> **WHAT YOU ARE ASKED TO DO**: Search the material below for the word "观祖氏石坊". Copy every line that has it.

> **INFORMATION SUPPLIED**:
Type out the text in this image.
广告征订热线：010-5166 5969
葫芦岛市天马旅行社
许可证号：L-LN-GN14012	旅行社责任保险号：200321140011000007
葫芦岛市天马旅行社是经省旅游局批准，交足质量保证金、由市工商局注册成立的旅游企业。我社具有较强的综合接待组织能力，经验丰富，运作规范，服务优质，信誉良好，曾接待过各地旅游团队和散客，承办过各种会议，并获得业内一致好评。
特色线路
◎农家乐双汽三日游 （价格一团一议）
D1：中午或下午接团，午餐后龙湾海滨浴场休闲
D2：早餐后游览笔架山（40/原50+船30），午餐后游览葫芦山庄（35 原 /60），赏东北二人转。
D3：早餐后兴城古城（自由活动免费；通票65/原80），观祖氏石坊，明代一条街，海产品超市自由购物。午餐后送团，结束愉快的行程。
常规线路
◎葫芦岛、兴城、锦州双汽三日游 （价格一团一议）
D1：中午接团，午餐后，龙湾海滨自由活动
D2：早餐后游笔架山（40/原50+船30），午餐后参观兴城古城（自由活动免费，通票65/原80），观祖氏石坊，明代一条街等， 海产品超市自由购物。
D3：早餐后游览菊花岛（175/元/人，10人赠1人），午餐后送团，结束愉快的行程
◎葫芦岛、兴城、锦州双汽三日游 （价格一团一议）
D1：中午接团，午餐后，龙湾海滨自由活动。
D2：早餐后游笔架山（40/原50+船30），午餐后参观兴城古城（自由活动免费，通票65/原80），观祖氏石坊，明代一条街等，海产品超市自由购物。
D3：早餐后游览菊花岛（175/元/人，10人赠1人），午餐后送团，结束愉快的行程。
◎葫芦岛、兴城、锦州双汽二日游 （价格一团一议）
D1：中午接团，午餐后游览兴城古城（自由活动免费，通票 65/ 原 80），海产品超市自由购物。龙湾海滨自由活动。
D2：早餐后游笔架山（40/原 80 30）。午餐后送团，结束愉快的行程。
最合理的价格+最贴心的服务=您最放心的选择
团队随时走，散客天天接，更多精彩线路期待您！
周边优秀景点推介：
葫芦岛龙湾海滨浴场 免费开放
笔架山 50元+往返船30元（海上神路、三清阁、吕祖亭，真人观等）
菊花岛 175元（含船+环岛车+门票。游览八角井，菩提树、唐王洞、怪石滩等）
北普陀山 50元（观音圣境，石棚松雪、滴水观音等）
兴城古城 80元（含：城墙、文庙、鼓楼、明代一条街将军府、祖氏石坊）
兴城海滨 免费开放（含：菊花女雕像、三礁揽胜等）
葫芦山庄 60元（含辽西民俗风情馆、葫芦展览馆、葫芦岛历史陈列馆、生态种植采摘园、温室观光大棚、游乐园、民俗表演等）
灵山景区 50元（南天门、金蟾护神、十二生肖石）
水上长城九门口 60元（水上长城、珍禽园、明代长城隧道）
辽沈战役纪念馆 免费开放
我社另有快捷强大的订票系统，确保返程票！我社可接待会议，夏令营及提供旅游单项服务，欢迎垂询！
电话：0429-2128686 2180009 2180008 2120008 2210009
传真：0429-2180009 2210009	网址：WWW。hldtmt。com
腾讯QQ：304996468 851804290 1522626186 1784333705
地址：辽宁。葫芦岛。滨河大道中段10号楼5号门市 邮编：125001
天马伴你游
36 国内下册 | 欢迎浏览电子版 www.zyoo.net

> **CORRECT RESULT**:
D3：早餐后兴城古城（自由活动免费；通票65/原80），观祖氏石坊，明代一条街，海产品超市自由购物。午餐后送团，结束愉快的行程。
D2：早餐后游笔架山（40/原50+船30），午餐后参观兴城古城（自由活动免费，通票65/原80），观祖氏石坊，明代一条街等， 海产品超市自由购物。
D2：早餐后游笔架山（40/原50+船30），午餐后参观兴城古城（自由活动免费，通票65/原80），观祖氏石坊，明代一条街等，海产品超市自由购物。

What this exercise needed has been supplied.